Tiros, manchetes e palanque. A cena se repete há mais de quarenta anos: o Estado entra em comunidades pobres para matar, sai sem ficar, e dias depois o crime já retomou o controle. Para o professor Ricardo Balestreri, que já comandou a segurança pública em Goiás e também na esfera federal, o crime organizado virou um palco de espetáculo midiático e aposta eleitoral. O assunto sensível, que de acordo com o especialista, merece atenção dobrada à margem da polarização, virou palco de espetáculo midiático e aposta eleitoral. E deve ser o centro do debate nas eleições de 2026.

A conversa com Balestreri em uma entrevista exclusiva com o Blog do DK, aconteceu em Goiânia, durante o Congresso da Cobrapol promovido pelo Sinpol-GO, e teve como pano de fundo a operação policial realizada no Rio de Janeiro no último dia 28 de outubro, marcada por mais de uma centena de mortes, além da PEC da Segurança Pública em tramitação no Congresso Nacional.

Balestreri classifica a lógica dessas operações como “pirotecnia política” e defendeu que segurança pública de verdade não se faz com espetáculo, mas com presença permanente do Estado e inteligência. “O Estado entra, mata, sai: e o território continua nas mãos do crime.”

Balestreri critica o que chama de “cortina de fumaça” que faz a população acreditar que a repressão na base da pirâmide resolve algo, quando os grandes chefes do crime seguem operando com logística, dinheiro e influência política. “É mais fácil mirar no pé de chinelo do que subir até a cobertura”, ironiza. Para ele, o crime se alimenta da ausência do Estado e da economia da desigualdade. “Onde há vida digna, o crime não domina.”

Na entrevista, ele também defende a PEC da Segurança Pública, rebate as críticas de governadores e faz um chamado à seriedade no debate. “O povo quer segurança, não propaganda. E segurança não se faz com bravata.” Abaixo, você confere a íntegra da entrevista.

Leia abaixo a entrevista na íntegra com Ricardo Balestreri

Blog do DK: Professor, o senhor costuma dizer que a segurança pública é um tema mal compreendido no Brasil. Por quê?

DADOS APRESENTADOS:
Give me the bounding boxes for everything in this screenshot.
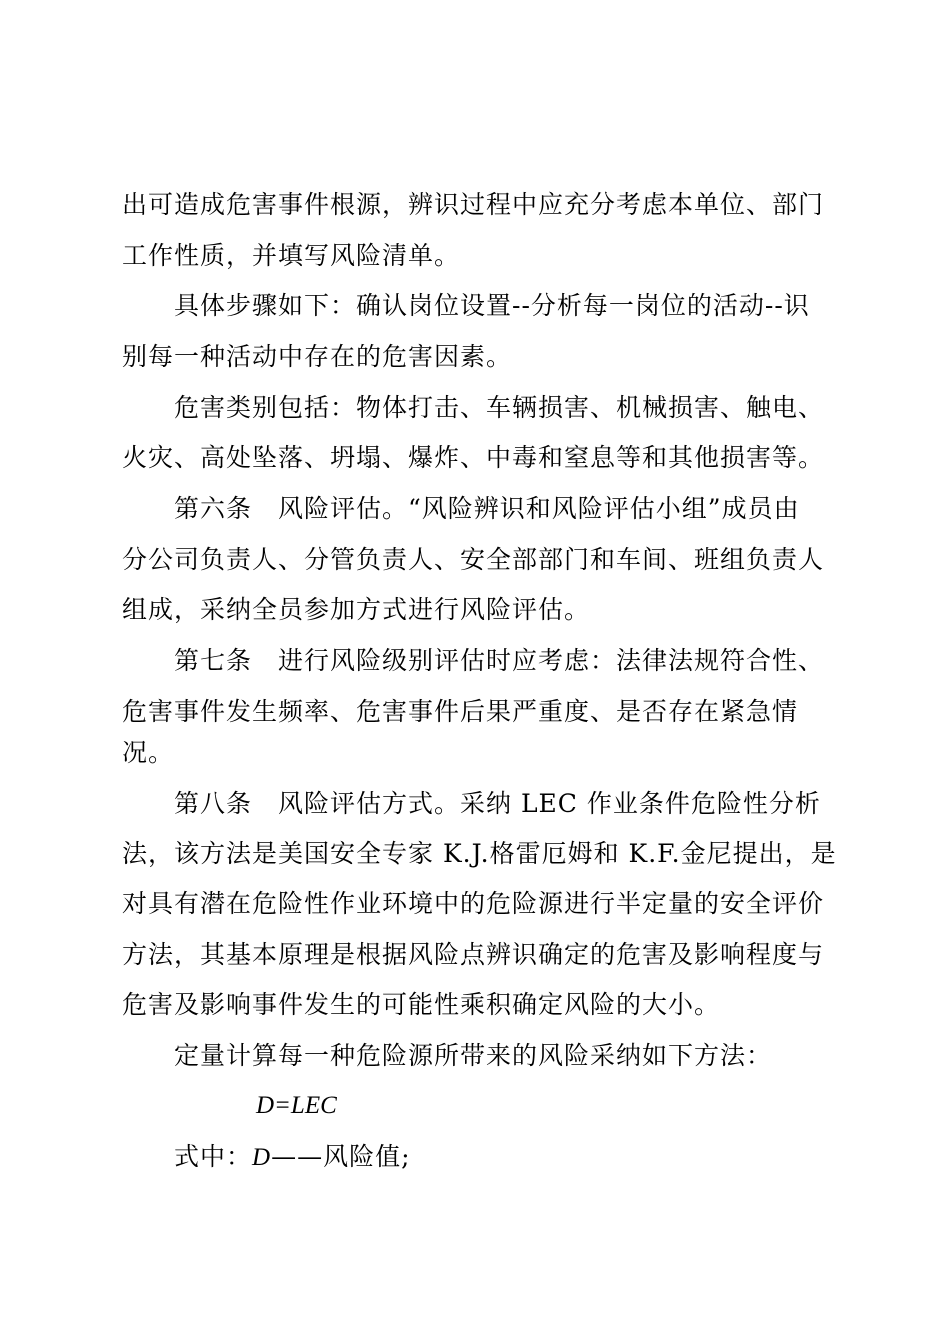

EXERCÍCIO PROPOSTO:
Segundo o texto sobre segurança pública, em que cidade e durante qual evento ocorreu a entrevista com Ricardo Balestreri? Os dados não são necessários para responder.

RESPOSTA DA TAREFA:
Em Goiânia, durante o Congresso da Cobrapol promovido pelo Sinpol-GO.